* SET EXERCISE
Copy out the records verbatim from their first line through the line that contains "chart-row: Receive care at home from care", including both of those lines.

* PROVIDED DATA
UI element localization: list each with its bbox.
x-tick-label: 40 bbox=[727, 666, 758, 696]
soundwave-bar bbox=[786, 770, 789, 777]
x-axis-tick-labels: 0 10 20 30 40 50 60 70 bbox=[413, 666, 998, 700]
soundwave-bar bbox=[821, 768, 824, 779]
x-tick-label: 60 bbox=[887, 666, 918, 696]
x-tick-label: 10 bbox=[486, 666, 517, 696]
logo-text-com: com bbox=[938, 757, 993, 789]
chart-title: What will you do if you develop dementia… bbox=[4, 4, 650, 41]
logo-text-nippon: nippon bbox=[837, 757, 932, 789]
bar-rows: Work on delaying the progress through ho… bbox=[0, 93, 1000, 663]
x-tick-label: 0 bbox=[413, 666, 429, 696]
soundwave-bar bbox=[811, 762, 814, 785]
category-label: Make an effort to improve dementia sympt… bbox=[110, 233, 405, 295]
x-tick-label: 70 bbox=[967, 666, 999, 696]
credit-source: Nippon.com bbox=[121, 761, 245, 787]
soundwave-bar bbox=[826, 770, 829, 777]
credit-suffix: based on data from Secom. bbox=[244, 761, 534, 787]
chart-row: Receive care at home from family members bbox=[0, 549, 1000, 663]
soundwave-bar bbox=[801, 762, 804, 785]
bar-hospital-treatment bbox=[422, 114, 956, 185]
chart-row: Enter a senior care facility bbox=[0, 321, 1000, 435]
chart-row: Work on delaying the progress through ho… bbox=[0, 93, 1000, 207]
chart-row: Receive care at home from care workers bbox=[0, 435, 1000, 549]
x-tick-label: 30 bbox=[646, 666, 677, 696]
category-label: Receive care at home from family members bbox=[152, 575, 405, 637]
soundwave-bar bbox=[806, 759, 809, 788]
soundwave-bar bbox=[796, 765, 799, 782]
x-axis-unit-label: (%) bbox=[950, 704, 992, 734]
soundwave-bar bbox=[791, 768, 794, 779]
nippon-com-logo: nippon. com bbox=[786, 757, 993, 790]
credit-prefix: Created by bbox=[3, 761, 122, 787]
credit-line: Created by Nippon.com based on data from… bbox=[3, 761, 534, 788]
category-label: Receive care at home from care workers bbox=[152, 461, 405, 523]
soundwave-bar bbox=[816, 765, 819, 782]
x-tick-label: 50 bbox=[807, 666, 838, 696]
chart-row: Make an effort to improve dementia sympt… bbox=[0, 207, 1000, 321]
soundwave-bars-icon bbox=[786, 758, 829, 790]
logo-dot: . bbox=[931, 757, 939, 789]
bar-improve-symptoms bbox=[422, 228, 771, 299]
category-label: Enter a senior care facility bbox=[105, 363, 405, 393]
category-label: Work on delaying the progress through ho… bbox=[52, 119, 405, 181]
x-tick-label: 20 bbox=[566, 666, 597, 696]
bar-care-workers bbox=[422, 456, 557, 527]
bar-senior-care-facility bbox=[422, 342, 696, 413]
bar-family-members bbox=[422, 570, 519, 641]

* PROBLEM SOLUTION
UI element localization: list each with its bbox.
x-tick-label: 40 bbox=[727, 666, 758, 696]
soundwave-bar bbox=[786, 770, 789, 777]
x-axis-tick-labels: 0 10 20 30 40 50 60 70 bbox=[413, 666, 998, 700]
soundwave-bar bbox=[821, 768, 824, 779]
x-tick-label: 60 bbox=[887, 666, 918, 696]
x-tick-label: 10 bbox=[486, 666, 517, 696]
logo-text-com: com bbox=[938, 757, 993, 789]
chart-title: What will you do if you develop dementia… bbox=[4, 4, 650, 41]
logo-text-nippon: nippon bbox=[837, 757, 932, 789]
bar-rows: Work on delaying the progress through ho… bbox=[0, 93, 1000, 663]
x-tick-label: 0 bbox=[413, 666, 429, 696]
soundwave-bar bbox=[811, 762, 814, 785]
category-label: Make an effort to improve dementia sympt… bbox=[110, 233, 405, 295]
x-tick-label: 70 bbox=[967, 666, 999, 696]
credit-source: Nippon.com bbox=[121, 761, 245, 787]
soundwave-bar bbox=[826, 770, 829, 777]
credit-suffix: based on data from Secom. bbox=[244, 761, 534, 787]
chart-row: Receive care at home from family members bbox=[0, 549, 1000, 663]
soundwave-bar bbox=[801, 762, 804, 785]
bar-hospital-treatment bbox=[422, 114, 956, 185]
chart-row: Enter a senior care facility bbox=[0, 321, 1000, 435]
chart-row: Work on delaying the progress through ho… bbox=[0, 93, 1000, 207]
chart-row: Receive care at home from care workers bbox=[0, 435, 1000, 549]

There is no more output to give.